▸ Data rows

+-------+

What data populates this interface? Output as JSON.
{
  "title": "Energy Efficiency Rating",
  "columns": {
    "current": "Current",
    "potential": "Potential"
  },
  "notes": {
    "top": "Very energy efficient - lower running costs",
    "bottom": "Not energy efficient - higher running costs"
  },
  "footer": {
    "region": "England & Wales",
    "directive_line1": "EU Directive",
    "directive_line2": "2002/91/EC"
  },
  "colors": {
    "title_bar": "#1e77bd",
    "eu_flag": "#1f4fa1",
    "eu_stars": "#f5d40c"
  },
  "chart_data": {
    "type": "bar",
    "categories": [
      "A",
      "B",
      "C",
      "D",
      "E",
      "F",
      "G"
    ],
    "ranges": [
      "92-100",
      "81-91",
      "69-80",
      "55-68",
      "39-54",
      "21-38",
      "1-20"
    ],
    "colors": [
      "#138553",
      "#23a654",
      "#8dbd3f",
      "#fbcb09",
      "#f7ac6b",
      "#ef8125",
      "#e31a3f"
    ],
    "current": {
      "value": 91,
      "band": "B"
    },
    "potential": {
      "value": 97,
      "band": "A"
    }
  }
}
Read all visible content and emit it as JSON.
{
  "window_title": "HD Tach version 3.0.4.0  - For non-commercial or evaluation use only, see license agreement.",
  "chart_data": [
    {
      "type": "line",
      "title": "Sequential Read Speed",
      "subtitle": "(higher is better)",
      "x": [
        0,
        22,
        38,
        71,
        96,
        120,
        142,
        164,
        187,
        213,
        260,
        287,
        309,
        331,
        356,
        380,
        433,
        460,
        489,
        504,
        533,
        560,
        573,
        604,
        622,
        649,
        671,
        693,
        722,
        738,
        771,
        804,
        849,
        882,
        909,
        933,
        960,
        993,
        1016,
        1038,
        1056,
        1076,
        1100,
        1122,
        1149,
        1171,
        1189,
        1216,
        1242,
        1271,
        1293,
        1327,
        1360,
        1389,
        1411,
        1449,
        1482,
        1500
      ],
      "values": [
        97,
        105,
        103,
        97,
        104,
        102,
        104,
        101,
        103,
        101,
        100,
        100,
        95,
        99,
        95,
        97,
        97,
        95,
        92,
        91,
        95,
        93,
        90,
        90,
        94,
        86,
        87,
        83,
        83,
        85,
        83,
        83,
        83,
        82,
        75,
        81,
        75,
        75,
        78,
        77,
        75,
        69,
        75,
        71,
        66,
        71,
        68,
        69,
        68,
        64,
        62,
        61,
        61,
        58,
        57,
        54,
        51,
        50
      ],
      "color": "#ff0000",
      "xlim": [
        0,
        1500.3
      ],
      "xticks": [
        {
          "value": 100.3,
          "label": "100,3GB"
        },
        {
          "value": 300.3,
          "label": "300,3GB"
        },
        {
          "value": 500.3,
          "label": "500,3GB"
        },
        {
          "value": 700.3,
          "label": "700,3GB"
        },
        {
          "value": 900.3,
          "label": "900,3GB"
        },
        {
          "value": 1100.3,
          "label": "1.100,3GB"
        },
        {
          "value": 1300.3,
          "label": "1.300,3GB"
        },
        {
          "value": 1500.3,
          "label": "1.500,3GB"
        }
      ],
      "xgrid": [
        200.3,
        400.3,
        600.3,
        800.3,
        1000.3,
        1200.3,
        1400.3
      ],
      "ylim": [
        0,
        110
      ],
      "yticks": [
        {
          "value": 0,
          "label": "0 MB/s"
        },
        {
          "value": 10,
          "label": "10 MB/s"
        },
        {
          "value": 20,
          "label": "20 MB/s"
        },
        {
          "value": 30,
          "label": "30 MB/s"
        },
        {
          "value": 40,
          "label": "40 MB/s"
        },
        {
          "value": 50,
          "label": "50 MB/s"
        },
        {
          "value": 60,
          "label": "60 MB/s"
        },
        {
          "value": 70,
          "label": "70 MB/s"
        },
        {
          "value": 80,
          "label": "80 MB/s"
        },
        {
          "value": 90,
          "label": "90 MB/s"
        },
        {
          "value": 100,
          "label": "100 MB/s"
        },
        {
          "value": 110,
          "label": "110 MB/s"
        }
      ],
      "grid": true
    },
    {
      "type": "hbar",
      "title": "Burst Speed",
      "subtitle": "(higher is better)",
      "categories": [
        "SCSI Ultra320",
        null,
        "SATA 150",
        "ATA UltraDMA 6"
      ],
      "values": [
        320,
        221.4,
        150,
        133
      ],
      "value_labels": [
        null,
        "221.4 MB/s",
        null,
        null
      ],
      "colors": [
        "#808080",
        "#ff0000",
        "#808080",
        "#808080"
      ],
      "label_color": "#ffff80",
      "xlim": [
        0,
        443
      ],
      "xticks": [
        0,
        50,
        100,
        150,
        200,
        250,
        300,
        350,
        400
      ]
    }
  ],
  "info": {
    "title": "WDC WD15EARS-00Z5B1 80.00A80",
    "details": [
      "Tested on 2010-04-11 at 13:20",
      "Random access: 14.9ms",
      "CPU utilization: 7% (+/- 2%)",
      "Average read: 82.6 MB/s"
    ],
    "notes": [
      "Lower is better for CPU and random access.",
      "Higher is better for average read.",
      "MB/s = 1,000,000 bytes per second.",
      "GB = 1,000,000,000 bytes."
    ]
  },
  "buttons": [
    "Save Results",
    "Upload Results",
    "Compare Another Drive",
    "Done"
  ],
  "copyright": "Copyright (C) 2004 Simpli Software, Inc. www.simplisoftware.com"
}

+-------+

Repeat every line of the data, exactly and in full.

What data populates this interface? Output as JSON.
{
  "title": "Energy Efficiency Rating",
  "columns": {
    "current": "Current",
    "potential": "Potential"
  },
  "notes": {
    "top": "Very energy efficient - lower running costs",
    "bottom": "Not energy efficient - higher running costs"
  },
  "footer": {
    "region": "England & Wales",
    "directive_line1": "EU Directive",
    "directive_line2": "2002/91/EC"
  },
  "colors": {
    "title_bar": "#1e77bd",
    "eu_flag": "#1f4fa1",
    "eu_stars": "#f5d40c"
  },
  "chart_data": {
    "type": "bar",
    "categories": [
      "A",
      "B",
      "C",
      "D",
      "E",
      "F",
      "G"
    ],
    "ranges": [
      "92-100",
      "81-91",
      "69-80",
      "55-68",
      "39-54",
      "21-38",
      "1-20"
    ],
    "colors": [
      "#138553",
      "#23a654",
      "#8dbd3f",
      "#fbcb09",
      "#f7ac6b",
      "#ef8125",
      "#e31a3f"
    ],
    "current": {
      "value": 91,
      "band": "B"
    },
    "potential": {
      "value": 97,
      "band": "A"
    }
  }
}
Read all visible content and emit it as JSON.
{
  "window_title": "HD Tach version 3.0.4.0  - For non-commercial or evaluation use only, see license agreement.",
  "chart_data": [
    {
      "type": "line",
      "title": "Sequential Read Speed",
      "subtitle": "(higher is better)",
      "x": [
        0,
        22,
        38,
        71,
        96,
        120,
        142,
        164,
        187,
        213,
        260,
        287,
        309,
        331,
        356,
        380,
        433,
        460,
        489,
        504,
        533,
        560,
        573,
        604,
        622,
        649,
        671,
        693,
        722,
        738,
        771,
        804,
        849,
        882,
        909,
        933,
        960,
        993,
        1016,
        1038,
        1056,
        1076,
        1100,
        1122,
        1149,
        1171,
        1189,
        1216,
        1242,
        1271,
        1293,
        1327,
        1360,
        1389,
        1411,
        1449,
        1482,
        1500
      ],
      "values": [
        97,
        105,
        103,
        97,
        104,
        102,
        104,
        101,
        103,
        101,
        100,
        100,
        95,
        99,
        95,
        97,
        97,
        95,
        92,
        91,
        95,
        93,
        90,
        90,
        94,
        86,
        87,
        83,
        83,
        85,
        83,
        83,
        83,
        82,
        75,
        81,
        75,
        75,
        78,
        77,
        75,
        69,
        75,
        71,
        66,
        71,
        68,
        69,
        68,
        64,
        62,
        61,
        61,
        58,
        57,
        54,
        51,
        50
      ],
      "color": "#ff0000",
      "xlim": [
        0,
        1500.3
      ],
      "xticks": [
        {
          "value": 100.3,
          "label": "100,3GB"
        },
        {
          "value": 300.3,
          "label": "300,3GB"
        },
        {
          "value": 500.3,
          "label": "500,3GB"
        },
        {
          "value": 700.3,
          "label": "700,3GB"
        },
        {
          "value": 900.3,
          "label": "900,3GB"
        },
        {
          "value": 1100.3,
          "label": "1.100,3GB"
        },
        {
          "value": 1300.3,
          "label": "1.300,3GB"
        },
        {
          "value": 1500.3,
          "label": "1.500,3GB"
        }
      ],
      "xgrid": [
        200.3,
        400.3,
        600.3,
        800.3,
        1000.3,
        1200.3,
        1400.3
      ],
      "ylim": [
        0,
        110
      ],
      "yticks": [
        {
          "value": 0,
          "label": "0 MB/s"
        },
        {
          "value": 10,
          "label": "10 MB/s"
        },
        {
          "value": 20,
          "label": "20 MB/s"
        },
        {
          "value": 30,
          "label": "30 MB/s"
        },
        {
          "value": 40,
          "label": "40 MB/s"
        },
        {
          "value": 50,
          "label": "50 MB/s"
        },
        {
          "value": 60,
          "label": "60 MB/s"
        },
        {
          "value": 70,
          "label": "70 MB/s"
        },
        {
          "value": 80,
          "label": "80 MB/s"
        },
        {
          "value": 90,
          "label": "90 MB/s"
        },
        {
          "value": 100,
          "label": "100 MB/s"
        },
        {
          "value": 110,
          "label": "110 MB/s"
        }
      ],
      "grid": true
    },
    {
      "type": "hbar",
      "title": "Burst Speed",
      "subtitle": "(higher is better)",
      "categories": [
        "SCSI Ultra320",
        null,
        "SATA 150",
        "ATA UltraDMA 6"
      ],
      "values": [
        320,
        221.4,
        150,
        133
      ],
      "value_labels": [
        null,
        "221.4 MB/s",
        null,
        null
      ],
      "colors": [
        "#808080",
        "#ff0000",
        "#808080",
        "#808080"
      ],
      "label_color": "#ffff80",
      "xlim": [
        0,
        443
      ],
      "xticks": [
        0,
        50,
        100,
        150,
        200,
        250,
        300,
        350,
        400
      ]
    }
  ],
  "info": {
    "title": "WDC WD15EARS-00Z5B1 80.00A80",
    "details": [
      "Tested on 2010-04-11 at 13:20",
      "Random access: 14.9ms",
      "CPU utilization: 7% (+/- 2%)",
      "Average read: 82.6 MB/s"
    ],
    "notes": [
      "Lower is better for CPU and random access.",
      "Higher is better for average read.",
      "MB/s = 1,000,000 bytes per second.",
      "GB = 1,000,000,000 bytes."
    ]
  },
  "buttons": [
    "Save Results",
    "Upload Results",
    "Compare Another Drive",
    "Done"
  ],
  "copyright": "Copyright (C) 2004 Simpli Software, Inc. www.simplisoftware.com"
}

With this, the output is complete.